Saved data entries
- - -
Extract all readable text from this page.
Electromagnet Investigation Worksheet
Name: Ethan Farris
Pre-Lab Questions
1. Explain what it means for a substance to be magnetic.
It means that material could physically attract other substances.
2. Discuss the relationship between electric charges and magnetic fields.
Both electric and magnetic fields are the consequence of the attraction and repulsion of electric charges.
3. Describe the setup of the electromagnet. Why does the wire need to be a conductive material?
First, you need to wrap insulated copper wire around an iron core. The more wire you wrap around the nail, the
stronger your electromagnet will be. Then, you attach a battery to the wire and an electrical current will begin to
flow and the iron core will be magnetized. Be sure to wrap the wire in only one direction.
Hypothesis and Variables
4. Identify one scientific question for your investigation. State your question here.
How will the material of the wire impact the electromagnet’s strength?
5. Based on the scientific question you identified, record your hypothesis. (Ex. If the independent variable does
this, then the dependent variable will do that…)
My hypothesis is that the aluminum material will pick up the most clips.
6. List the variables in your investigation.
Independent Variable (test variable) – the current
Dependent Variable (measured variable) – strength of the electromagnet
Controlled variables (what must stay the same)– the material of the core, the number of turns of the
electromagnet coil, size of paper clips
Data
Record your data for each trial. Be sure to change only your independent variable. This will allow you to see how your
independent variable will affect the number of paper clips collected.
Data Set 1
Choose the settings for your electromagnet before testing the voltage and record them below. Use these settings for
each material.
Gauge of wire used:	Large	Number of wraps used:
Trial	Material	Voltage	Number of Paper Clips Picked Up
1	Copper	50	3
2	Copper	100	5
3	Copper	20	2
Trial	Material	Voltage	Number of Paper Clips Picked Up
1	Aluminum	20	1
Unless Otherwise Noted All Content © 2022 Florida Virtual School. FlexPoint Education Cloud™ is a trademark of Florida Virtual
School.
- - -
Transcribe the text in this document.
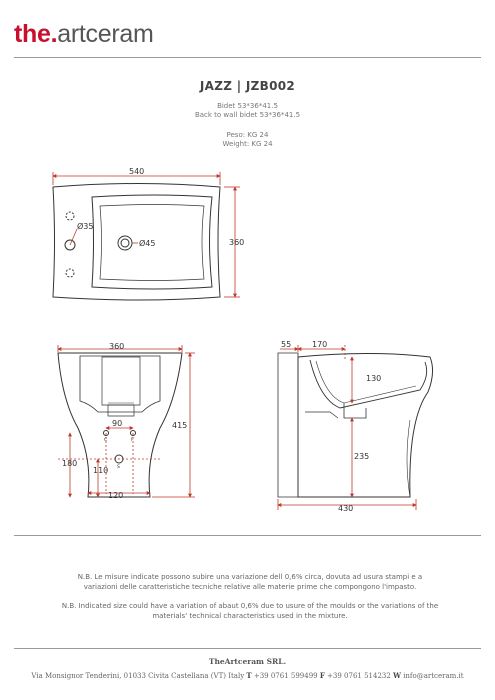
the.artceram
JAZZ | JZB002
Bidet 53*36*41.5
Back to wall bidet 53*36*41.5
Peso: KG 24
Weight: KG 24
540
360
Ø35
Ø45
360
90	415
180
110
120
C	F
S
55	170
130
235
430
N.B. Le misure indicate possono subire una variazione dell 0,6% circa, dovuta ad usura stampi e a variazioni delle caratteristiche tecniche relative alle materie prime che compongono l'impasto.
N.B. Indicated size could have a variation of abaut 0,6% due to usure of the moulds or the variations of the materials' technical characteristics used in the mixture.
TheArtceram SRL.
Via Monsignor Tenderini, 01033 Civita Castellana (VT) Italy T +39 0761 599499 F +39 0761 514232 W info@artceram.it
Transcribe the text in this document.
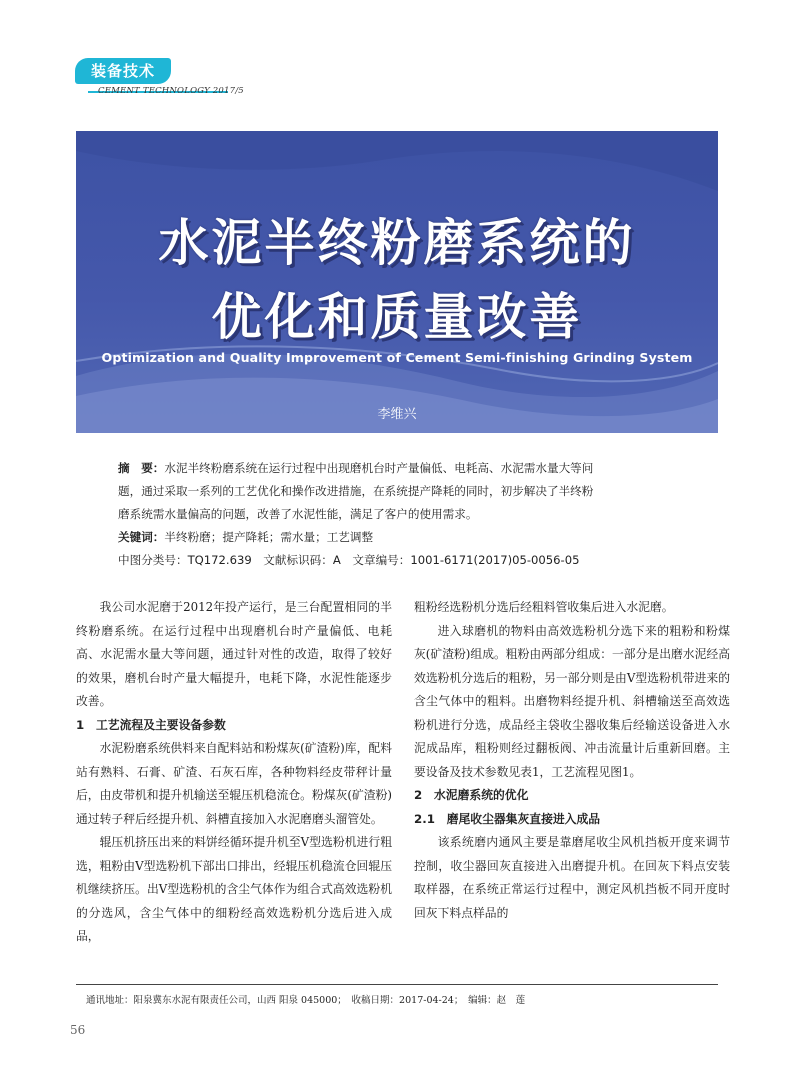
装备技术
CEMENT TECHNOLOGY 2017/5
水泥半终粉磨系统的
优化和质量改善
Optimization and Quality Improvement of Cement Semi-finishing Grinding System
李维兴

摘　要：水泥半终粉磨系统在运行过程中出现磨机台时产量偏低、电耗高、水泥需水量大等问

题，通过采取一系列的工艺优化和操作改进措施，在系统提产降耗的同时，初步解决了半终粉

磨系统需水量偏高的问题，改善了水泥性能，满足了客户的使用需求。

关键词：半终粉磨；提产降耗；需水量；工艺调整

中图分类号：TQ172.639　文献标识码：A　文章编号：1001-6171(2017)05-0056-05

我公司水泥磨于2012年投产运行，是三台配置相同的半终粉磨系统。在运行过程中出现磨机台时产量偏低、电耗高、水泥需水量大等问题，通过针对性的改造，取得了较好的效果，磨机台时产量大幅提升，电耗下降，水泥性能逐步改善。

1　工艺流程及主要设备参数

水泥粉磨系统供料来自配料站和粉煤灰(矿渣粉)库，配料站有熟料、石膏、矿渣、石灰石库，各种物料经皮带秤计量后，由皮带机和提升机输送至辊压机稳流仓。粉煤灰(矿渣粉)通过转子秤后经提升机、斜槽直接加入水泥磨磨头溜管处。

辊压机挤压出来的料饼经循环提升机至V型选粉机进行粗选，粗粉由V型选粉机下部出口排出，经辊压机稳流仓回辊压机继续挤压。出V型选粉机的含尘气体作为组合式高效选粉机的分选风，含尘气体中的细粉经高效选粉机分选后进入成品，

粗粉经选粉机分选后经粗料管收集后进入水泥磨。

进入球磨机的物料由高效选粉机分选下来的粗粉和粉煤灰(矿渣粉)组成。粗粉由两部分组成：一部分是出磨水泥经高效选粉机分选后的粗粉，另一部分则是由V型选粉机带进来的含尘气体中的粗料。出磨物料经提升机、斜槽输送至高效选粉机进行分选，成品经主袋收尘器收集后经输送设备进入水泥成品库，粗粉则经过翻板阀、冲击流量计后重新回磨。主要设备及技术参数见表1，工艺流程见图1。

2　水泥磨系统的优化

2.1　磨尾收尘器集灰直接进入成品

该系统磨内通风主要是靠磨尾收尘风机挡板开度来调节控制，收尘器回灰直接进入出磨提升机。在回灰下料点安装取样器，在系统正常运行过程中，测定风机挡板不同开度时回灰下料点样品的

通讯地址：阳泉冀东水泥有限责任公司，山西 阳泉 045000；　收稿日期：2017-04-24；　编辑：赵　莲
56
- - -
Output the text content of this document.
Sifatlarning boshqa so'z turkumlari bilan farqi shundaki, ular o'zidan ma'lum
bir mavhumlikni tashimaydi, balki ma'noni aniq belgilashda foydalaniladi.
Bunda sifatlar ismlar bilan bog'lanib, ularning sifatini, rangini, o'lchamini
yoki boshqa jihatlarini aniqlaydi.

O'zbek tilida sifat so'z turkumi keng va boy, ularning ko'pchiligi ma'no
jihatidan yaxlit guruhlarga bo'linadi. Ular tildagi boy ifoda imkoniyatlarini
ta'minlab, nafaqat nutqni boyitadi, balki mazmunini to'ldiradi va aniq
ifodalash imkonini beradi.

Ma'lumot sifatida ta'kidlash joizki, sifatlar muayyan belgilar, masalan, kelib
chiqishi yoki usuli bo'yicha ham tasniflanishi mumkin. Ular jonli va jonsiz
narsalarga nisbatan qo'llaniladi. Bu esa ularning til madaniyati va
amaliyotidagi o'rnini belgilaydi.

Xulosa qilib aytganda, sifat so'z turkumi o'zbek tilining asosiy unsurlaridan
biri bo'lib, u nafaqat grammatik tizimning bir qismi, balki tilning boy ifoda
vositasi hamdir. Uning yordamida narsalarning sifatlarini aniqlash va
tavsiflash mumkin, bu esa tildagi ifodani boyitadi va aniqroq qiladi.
- - -
Instruction
Search the data above for lines holding "current" and copy each of them.

Output for this exercise
stronger your electromagnet will be. Then, you attach a battery to the wire and an electrical current will begin to
Independent Variable (test variable) – the current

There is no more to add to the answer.